*INSTRUCTION*
Without the pictures, output the records below word for word.

*DATASET ENTRIES*
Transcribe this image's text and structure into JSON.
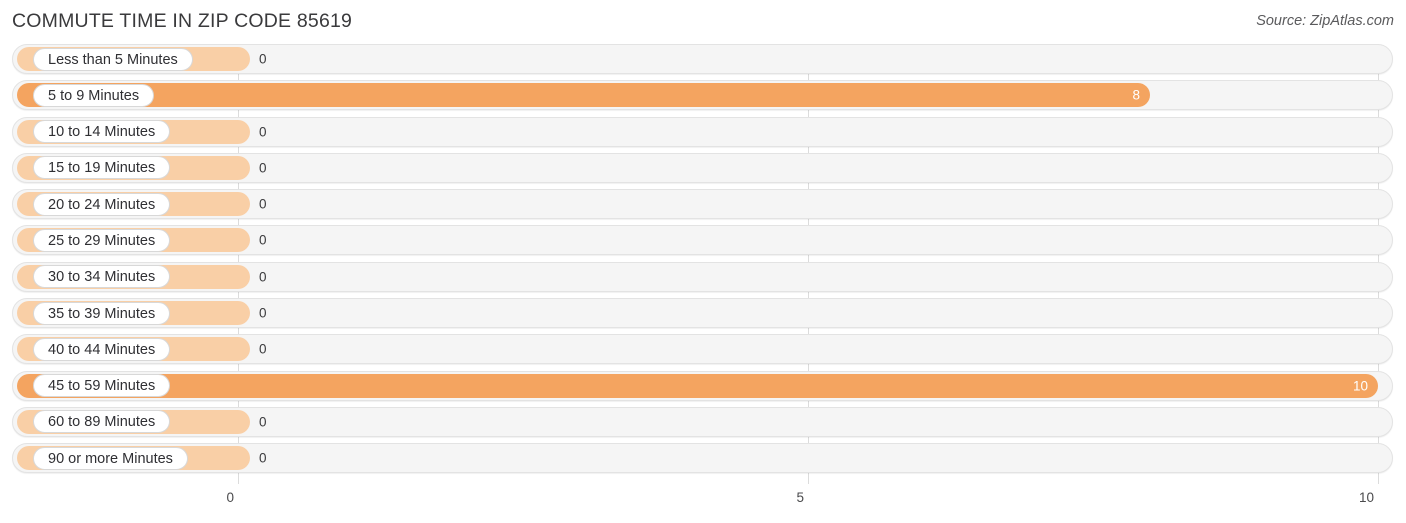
{
  "header": {
    "title": "COMMUTE TIME IN ZIP CODE 85619",
    "source": "Source: ZipAtlas.com"
  },
  "colors": {
    "bar_zero": "#f9cfa6",
    "bar_value": "#f4a460",
    "track": "#f5f5f5",
    "gridline": "#dcdcdc",
    "label_text": "#2f2f33"
  },
  "chart_data": {
    "type": "bar",
    "orientation": "horizontal",
    "title": "COMMUTE TIME IN ZIP CODE 85619",
    "xlabel": "",
    "ylabel": "",
    "xlim": [
      0,
      10
    ],
    "ticks": [
      "0",
      "5",
      "10"
    ],
    "tick_values": [
      0,
      5,
      10
    ],
    "grid": true,
    "legend": "none",
    "categories": [
      "Less than 5 Minutes",
      "5 to 9 Minutes",
      "10 to 14 Minutes",
      "15 to 19 Minutes",
      "20 to 24 Minutes",
      "25 to 29 Minutes",
      "30 to 34 Minutes",
      "35 to 39 Minutes",
      "40 to 44 Minutes",
      "45 to 59 Minutes",
      "60 to 89 Minutes",
      "90 or more Minutes"
    ],
    "values": [
      0,
      8,
      0,
      0,
      0,
      0,
      0,
      0,
      0,
      10,
      0,
      0
    ],
    "value_labels": [
      "0",
      "8",
      "0",
      "0",
      "0",
      "0",
      "0",
      "0",
      "0",
      "10",
      "0",
      "0"
    ]
  },
  "rows": [
    {
      "label": "Less than 5 Minutes",
      "value_label": "0",
      "value": 0
    },
    {
      "label": "5 to 9 Minutes",
      "value_label": "8",
      "value": 8
    },
    {
      "label": "10 to 14 Minutes",
      "value_label": "0",
      "value": 0
    },
    {
      "label": "15 to 19 Minutes",
      "value_label": "0",
      "value": 0
    },
    {
      "label": "20 to 24 Minutes",
      "value_label": "0",
      "value": 0
    },
    {
      "label": "25 to 29 Minutes",
      "value_label": "0",
      "value": 0
    },
    {
      "label": "30 to 34 Minutes",
      "value_label": "0",
      "value": 0
    },
    {
      "label": "35 to 39 Minutes",
      "value_label": "0",
      "value": 0
    },
    {
      "label": "40 to 44 Minutes",
      "value_label": "0",
      "value": 0
    },
    {
      "label": "45 to 59 Minutes",
      "value_label": "10",
      "value": 10
    },
    {
      "label": "60 to 89 Minutes",
      "value_label": "0",
      "value": 0
    },
    {
      "label": "90 or more Minutes",
      "value_label": "0",
      "value": 0
    }
  ],
  "axis": {
    "ticks": [
      "0",
      "5",
      "10"
    ]
  }
}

*THE OUTPUT*
Transcribe this image's text and structure into JSON.
{
  "header": {
    "title": "COMMUTE TIME IN ZIP CODE 85619",
    "source": "Source: ZipAtlas.com"
  },
  "colors": {
    "bar_zero": "#f9cfa6",
    "bar_value": "#f4a460",
    "track": "#f5f5f5",
    "gridline": "#dcdcdc",
    "label_text": "#2f2f33"
  },
  "chart_data": {
    "type": "bar",
    "orientation": "horizontal",
    "title": "COMMUTE TIME IN ZIP CODE 85619",
    "xlabel": "",
    "ylabel": "",
    "xlim": [
      0,
      10
    ],
    "ticks": [
      "0",
      "5",
      "10"
    ],
    "tick_values": [
      0,
      5,
      10
    ],
    "grid": true,
    "legend": "none",
    "categories": [
      "Less than 5 Minutes",
      "5 to 9 Minutes",
      "10 to 14 Minutes",
      "15 to 19 Minutes",
      "20 to 24 Minutes",
      "25 to 29 Minutes",
      "30 to 34 Minutes",
      "35 to 39 Minutes",
      "40 to 44 Minutes",
      "45 to 59 Minutes",
      "60 to 89 Minutes",
      "90 or more Minutes"
    ],
    "values": [
      0,
      8,
      0,
      0,
      0,
      0,
      0,
      0,
      0,
      10,
      0,
      0
    ],
    "value_labels": [
      "0",
      "8",
      "0",
      "0",
      "0",
      "0",
      "0",
      "0",
      "0",
      "10",
      "0",
      "0"
    ]
  },
  "rows": [
    {
      "label": "Less than 5 Minutes",
      "value_label": "0",
      "value": 0
    },
    {
      "label": "5 to 9 Minutes",
      "value_label": "8",
      "value": 8
    },
    {
      "label": "10 to 14 Minutes",
      "value_label": "0",
      "value": 0
    },
    {
      "label": "15 to 19 Minutes",
      "value_label": "0",
      "value": 0
    },
    {
      "label": "20 to 24 Minutes",
      "value_label": "0",
      "value": 0
    },
    {
      "label": "25 to 29 Minutes",
      "value_label": "0",
      "value": 0
    },
    {
      "label": "30 to 34 Minutes",
      "value_label": "0",
      "value": 0
    },
    {
      "label": "35 to 39 Minutes",
      "value_label": "0",
      "value": 0
    },
    {
      "label": "40 to 44 Minutes",
      "value_label": "0",
      "value": 0
    },
    {
      "label": "45 to 59 Minutes",
      "value_label": "10",
      "value": 10
    },
    {
      "label": "60 to 89 Minutes",
      "value_label": "0",
      "value": 0
    },
    {
      "label": "90 or more Minutes",
      "value_label": "0",
      "value": 0
    }
  ],
  "axis": {
    "ticks": [
      "0",
      "5",
      "10"
    ]
  }
}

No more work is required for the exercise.